In the listing below, count the lines with "значений" and report only the figure.

• **Input rows**
----
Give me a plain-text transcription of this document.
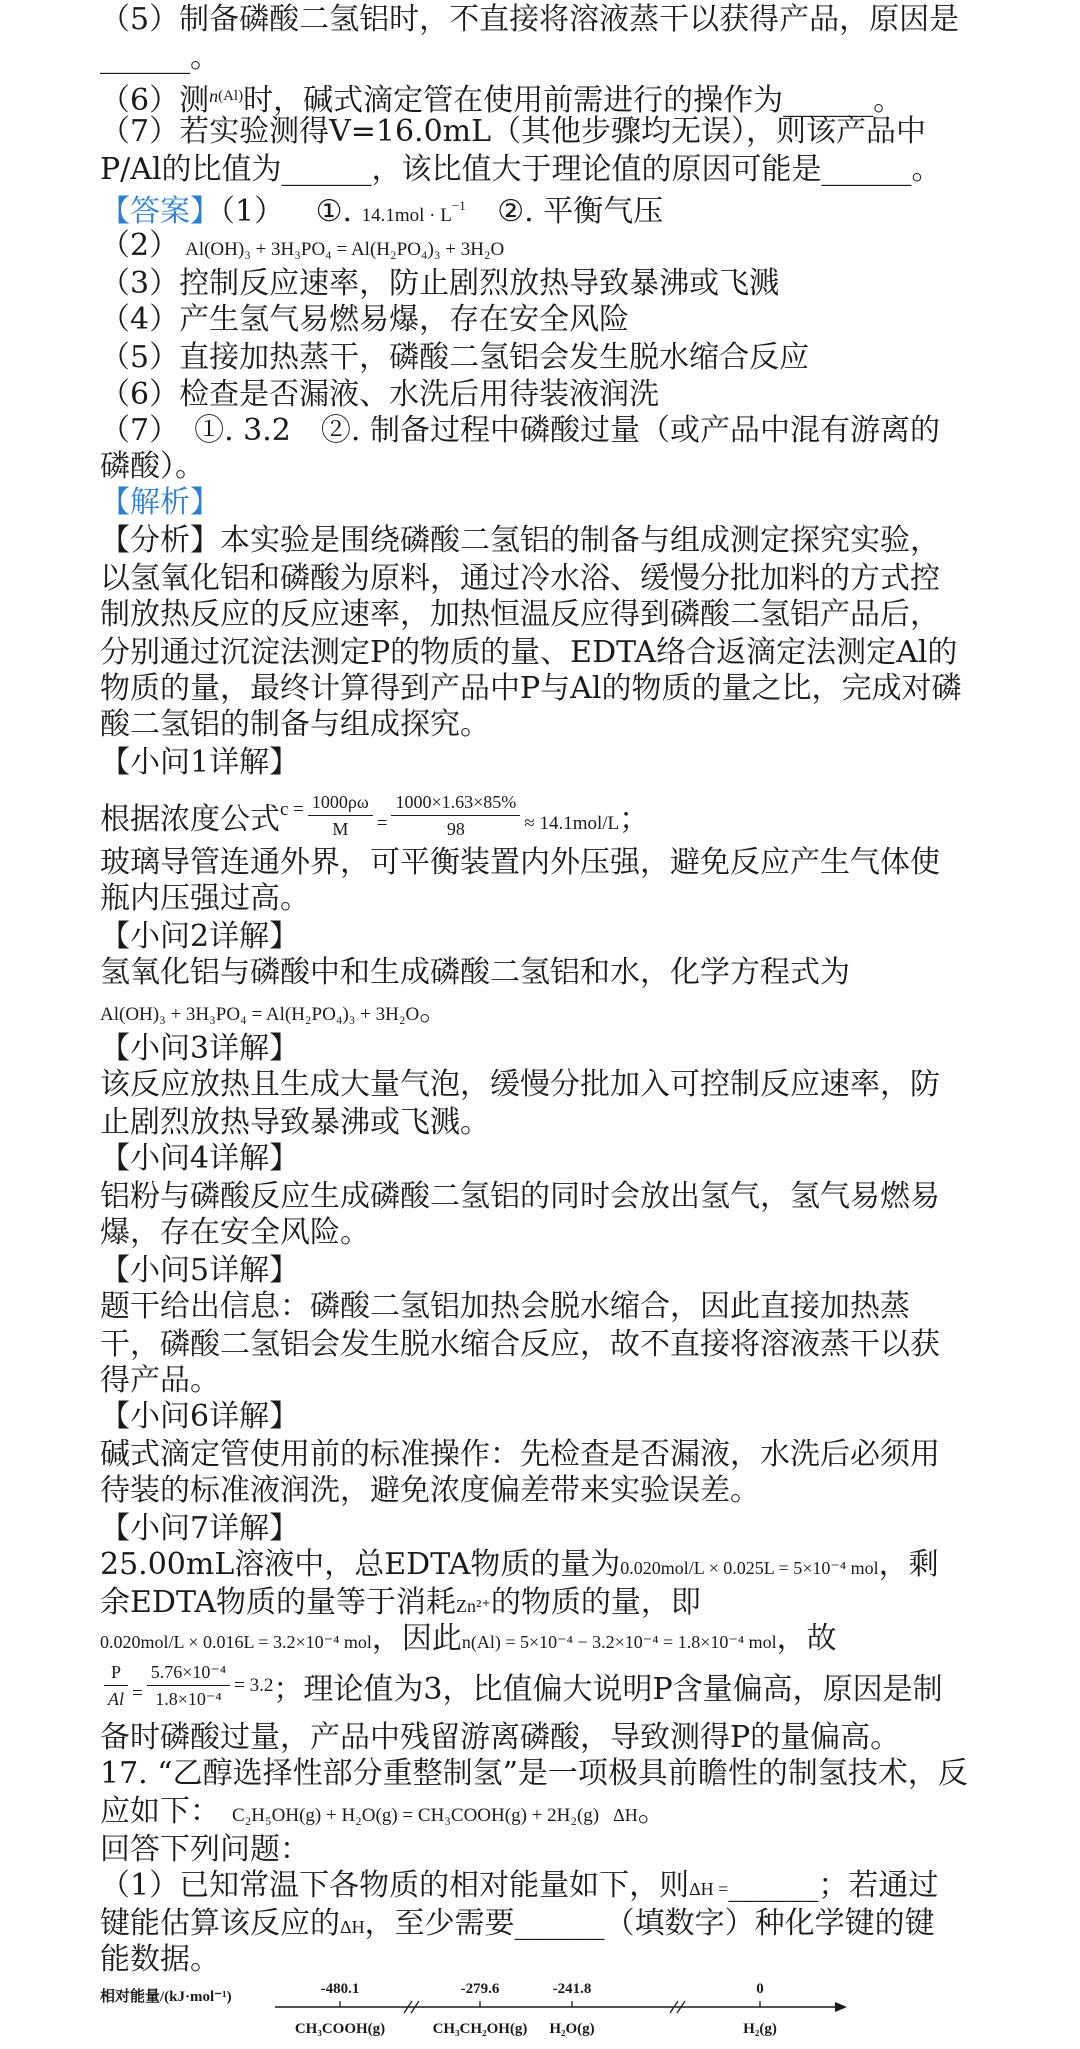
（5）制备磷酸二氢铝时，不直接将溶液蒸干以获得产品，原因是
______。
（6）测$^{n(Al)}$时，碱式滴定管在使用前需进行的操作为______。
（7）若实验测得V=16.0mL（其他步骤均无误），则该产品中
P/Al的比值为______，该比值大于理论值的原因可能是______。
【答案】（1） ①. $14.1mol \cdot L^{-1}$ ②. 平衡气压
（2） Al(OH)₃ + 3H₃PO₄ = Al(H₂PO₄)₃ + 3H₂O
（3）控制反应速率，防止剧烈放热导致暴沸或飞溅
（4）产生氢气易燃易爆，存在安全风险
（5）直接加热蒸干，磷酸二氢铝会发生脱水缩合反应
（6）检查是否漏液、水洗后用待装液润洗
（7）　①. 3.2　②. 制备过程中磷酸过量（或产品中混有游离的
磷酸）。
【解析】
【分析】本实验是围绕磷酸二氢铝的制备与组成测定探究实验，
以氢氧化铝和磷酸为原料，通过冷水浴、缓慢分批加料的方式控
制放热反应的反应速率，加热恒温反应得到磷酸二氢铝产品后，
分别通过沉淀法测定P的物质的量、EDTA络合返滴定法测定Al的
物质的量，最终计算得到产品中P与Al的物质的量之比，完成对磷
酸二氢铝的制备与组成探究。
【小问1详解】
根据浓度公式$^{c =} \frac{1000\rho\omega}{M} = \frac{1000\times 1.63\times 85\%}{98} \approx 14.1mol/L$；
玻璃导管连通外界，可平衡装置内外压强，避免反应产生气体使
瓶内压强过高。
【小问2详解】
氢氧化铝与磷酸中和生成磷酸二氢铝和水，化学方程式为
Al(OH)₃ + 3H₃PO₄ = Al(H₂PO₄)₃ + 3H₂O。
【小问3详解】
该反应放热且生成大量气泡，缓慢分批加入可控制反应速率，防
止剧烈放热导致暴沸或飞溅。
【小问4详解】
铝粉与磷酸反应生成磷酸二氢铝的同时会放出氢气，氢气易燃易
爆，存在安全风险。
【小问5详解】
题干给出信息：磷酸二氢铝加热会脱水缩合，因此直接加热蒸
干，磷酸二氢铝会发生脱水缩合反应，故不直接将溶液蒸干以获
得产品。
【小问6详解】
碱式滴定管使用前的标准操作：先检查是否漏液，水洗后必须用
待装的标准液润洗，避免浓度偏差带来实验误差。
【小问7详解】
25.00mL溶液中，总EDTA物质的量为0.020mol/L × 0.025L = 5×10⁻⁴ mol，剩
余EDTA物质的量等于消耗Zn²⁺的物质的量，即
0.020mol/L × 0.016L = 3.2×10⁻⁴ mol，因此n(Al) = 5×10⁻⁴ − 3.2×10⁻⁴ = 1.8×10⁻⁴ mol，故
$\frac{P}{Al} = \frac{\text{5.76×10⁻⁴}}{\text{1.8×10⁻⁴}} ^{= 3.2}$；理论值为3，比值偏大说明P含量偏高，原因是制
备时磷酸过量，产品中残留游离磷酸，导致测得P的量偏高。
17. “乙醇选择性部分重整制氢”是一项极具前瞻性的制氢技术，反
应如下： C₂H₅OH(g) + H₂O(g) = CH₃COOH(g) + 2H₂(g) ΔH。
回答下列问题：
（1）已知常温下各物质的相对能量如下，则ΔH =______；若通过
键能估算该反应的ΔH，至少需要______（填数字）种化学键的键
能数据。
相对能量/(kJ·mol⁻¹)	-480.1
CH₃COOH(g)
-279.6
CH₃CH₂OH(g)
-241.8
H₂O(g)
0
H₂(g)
----
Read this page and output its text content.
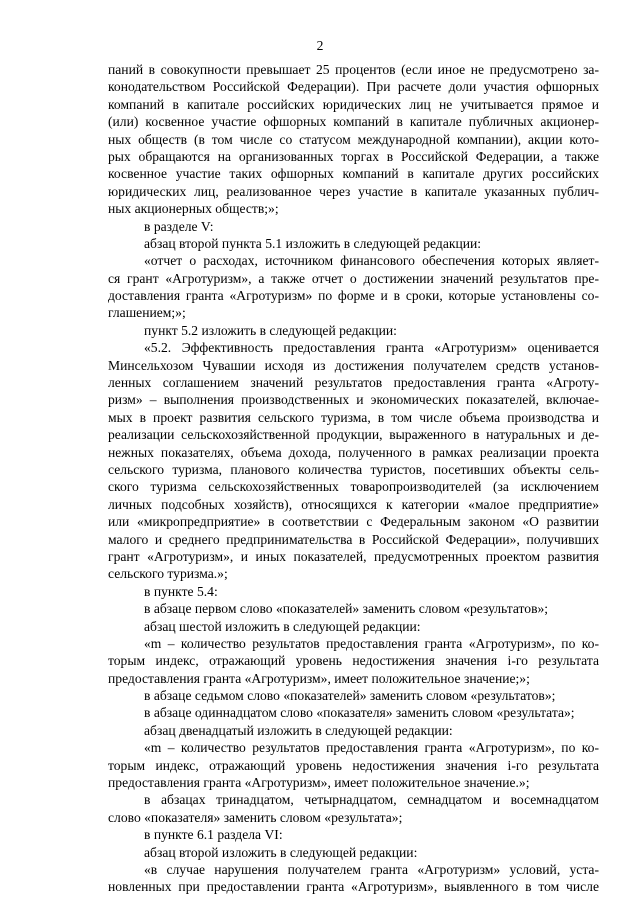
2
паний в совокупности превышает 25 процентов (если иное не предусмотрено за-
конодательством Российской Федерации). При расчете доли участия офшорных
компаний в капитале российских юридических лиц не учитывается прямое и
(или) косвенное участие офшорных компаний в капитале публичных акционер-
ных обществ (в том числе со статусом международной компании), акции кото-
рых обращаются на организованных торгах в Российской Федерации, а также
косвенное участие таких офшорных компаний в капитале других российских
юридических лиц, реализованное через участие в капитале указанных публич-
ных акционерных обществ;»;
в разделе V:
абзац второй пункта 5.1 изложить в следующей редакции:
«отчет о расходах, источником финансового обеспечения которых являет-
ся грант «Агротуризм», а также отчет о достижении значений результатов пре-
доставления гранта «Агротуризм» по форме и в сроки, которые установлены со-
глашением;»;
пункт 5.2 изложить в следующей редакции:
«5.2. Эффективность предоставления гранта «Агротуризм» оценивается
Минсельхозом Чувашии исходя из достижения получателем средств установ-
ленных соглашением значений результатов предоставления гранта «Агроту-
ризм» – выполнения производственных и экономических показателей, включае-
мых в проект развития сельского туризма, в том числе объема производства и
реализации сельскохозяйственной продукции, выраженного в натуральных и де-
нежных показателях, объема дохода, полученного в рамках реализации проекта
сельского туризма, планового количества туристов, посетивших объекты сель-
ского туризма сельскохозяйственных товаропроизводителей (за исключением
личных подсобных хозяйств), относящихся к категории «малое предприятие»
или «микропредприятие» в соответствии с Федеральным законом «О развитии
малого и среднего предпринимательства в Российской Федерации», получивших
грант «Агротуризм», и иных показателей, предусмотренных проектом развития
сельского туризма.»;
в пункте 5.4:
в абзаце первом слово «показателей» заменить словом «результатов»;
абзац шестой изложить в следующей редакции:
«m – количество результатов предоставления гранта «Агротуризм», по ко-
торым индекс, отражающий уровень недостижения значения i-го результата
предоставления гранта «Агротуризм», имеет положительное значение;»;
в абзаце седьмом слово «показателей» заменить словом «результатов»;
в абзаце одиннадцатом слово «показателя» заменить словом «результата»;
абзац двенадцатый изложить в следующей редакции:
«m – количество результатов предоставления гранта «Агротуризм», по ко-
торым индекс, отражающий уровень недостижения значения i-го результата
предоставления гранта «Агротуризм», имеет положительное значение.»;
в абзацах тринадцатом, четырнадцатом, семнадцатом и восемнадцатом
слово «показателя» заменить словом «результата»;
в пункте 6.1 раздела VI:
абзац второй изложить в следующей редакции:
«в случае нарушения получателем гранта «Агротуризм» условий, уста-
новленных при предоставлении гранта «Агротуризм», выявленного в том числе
----
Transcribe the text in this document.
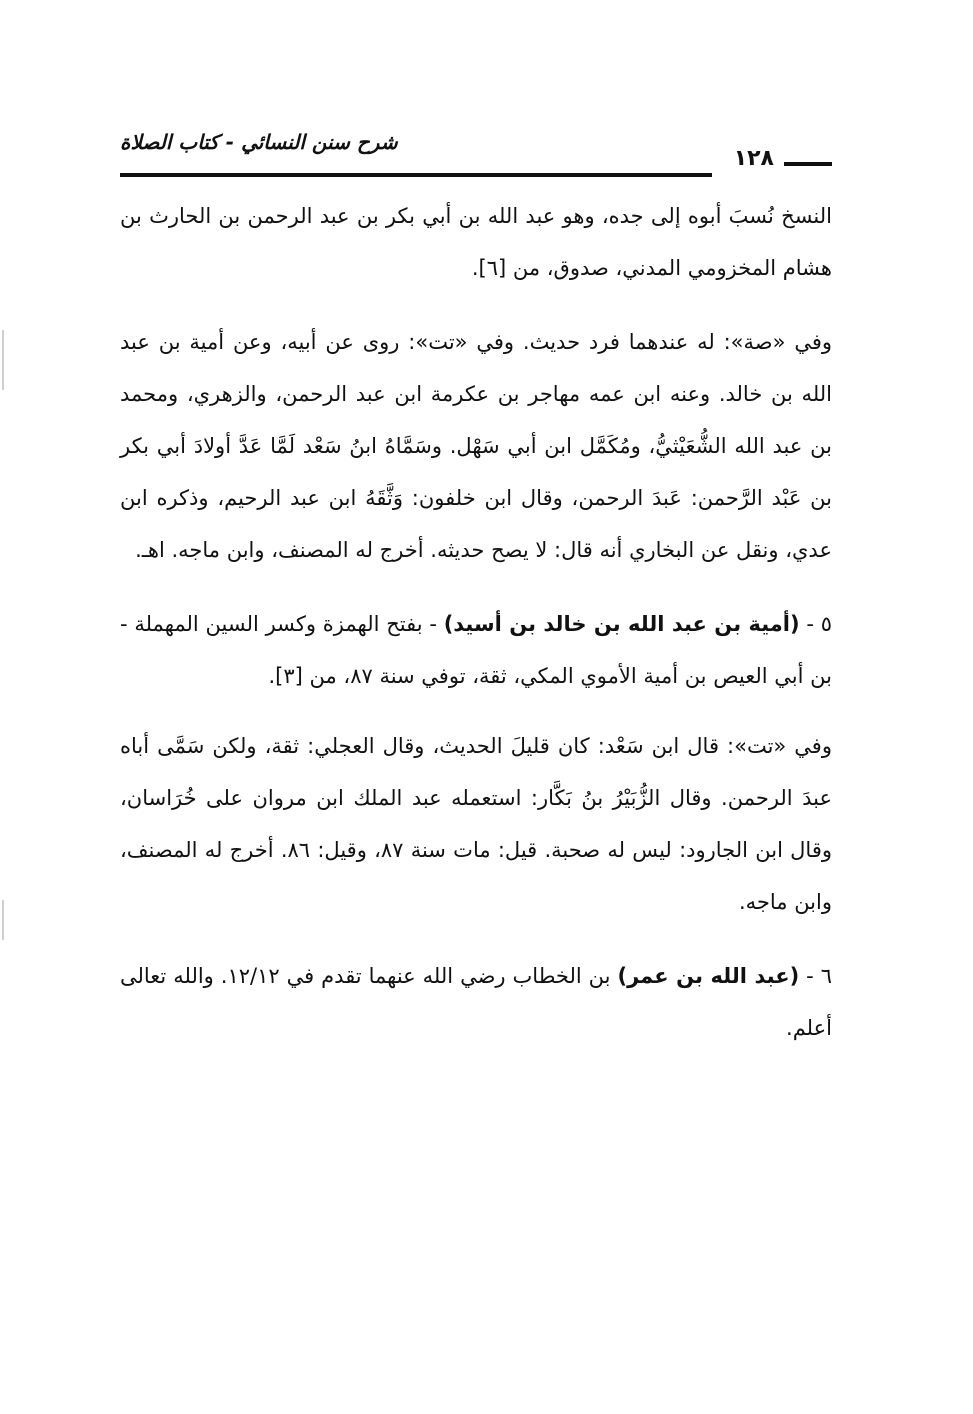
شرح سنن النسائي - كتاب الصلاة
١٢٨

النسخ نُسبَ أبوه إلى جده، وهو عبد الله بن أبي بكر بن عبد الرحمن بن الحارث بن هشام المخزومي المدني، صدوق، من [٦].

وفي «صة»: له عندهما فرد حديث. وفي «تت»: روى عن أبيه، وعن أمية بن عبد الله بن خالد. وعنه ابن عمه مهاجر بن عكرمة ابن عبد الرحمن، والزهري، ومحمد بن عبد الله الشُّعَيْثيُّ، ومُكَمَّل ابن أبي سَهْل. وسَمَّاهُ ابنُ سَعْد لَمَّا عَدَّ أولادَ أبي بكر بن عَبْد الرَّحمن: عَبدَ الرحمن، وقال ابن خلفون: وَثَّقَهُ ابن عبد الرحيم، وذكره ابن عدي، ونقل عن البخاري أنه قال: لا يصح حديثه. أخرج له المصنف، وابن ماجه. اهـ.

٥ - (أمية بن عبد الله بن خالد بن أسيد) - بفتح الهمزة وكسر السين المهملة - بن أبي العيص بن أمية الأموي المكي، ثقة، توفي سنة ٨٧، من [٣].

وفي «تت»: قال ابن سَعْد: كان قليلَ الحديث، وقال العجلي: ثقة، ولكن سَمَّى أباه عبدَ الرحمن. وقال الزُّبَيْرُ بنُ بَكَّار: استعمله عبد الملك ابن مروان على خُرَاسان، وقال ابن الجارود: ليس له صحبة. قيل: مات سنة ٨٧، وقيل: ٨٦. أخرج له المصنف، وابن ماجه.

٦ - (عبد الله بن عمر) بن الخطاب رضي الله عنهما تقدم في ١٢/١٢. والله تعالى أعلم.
----
• **Solution for this problem**
2